**Aim:** Return the entries below in their exact form, leaving the pictures out.

**Task material:**
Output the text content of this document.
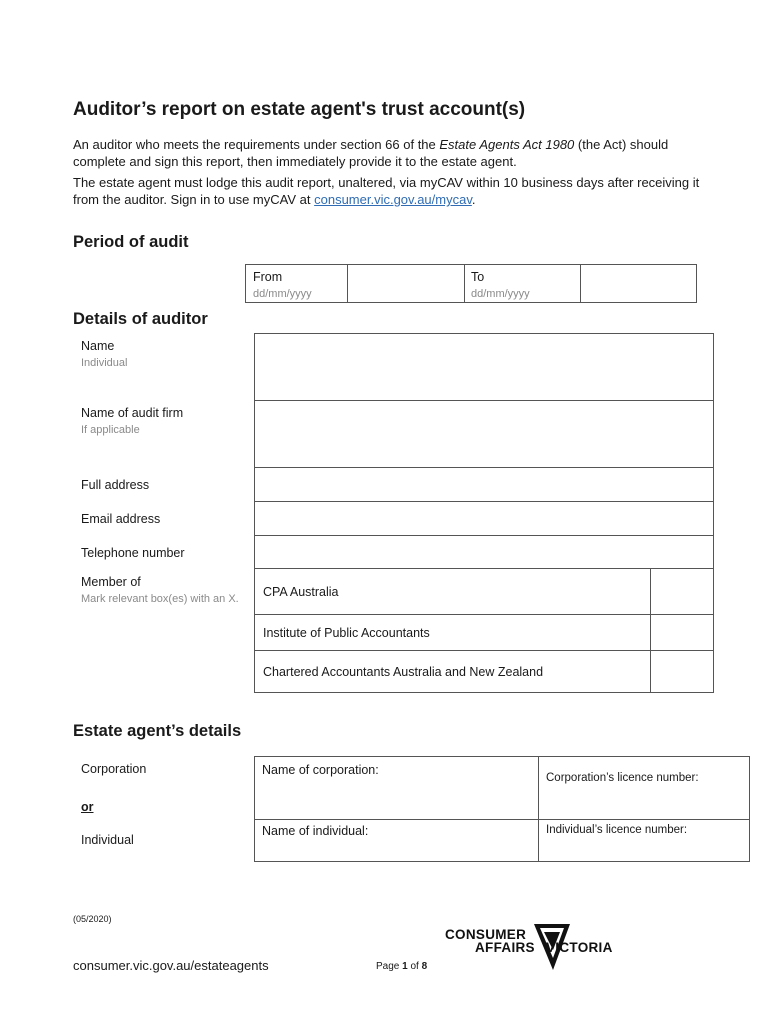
Auditor’s report on estate agent's trust account(s)
An auditor who meets the requirements under section 66 of the Estate Agents Act 1980 (the Act) should complete and sign this report, then immediately provide it to the estate agent.
The estate agent must lodge this audit report, unaltered, via myCAV within 10 business days after receiving it from the auditor. Sign in to use myCAV at consumer.vic.gov.au/mycav.
Period of audit
From
dd/mm/yyyy
To
dd/mm/yyyy
Details of auditor
Name
Individual
Name of audit firm
If applicable
Full address
Email address
Telephone number
Member of
Mark relevant box(es) with an X. CPA Australia
Institute of Public Accountants
Chartered Accountants Australia and New Zealand
Estate agent’s details
Corporation
or
Individual
Name of corporation:
Corporation’s licence number:
Name of individual:	Individual’s licence number:
(05/2020)
consumer.vic.gov.au/estateagents	Page 1 of 8
CONSUMER
AFFAIRS VICTORIA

**Task result:**
Output the text content of this document.
Auditor’s report on estate agent's trust account(s)
An auditor who meets the requirements under section 66 of the Estate Agents Act 1980 (the Act) should complete and sign this report, then immediately provide it to the estate agent.
The estate agent must lodge this audit report, unaltered, via myCAV within 10 business days after receiving it from the auditor. Sign in to use myCAV at consumer.vic.gov.au/mycav.
Period of audit
From
dd/mm/yyyy
To
dd/mm/yyyy
Details of auditor
Name
Individual
Name of audit firm
If applicable
Full address
Email address
Telephone number
Member of
Mark relevant box(es) with an X. CPA Australia
Institute of Public Accountants
Chartered Accountants Australia and New Zealand
Estate agent’s details
Corporation
or
Individual
Name of corporation:
Corporation’s licence number:
Name of individual:	Individual’s licence number:
(05/2020)
consumer.vic.gov.au/estateagents	Page 1 of 8
CONSUMER
AFFAIRS VICTORIA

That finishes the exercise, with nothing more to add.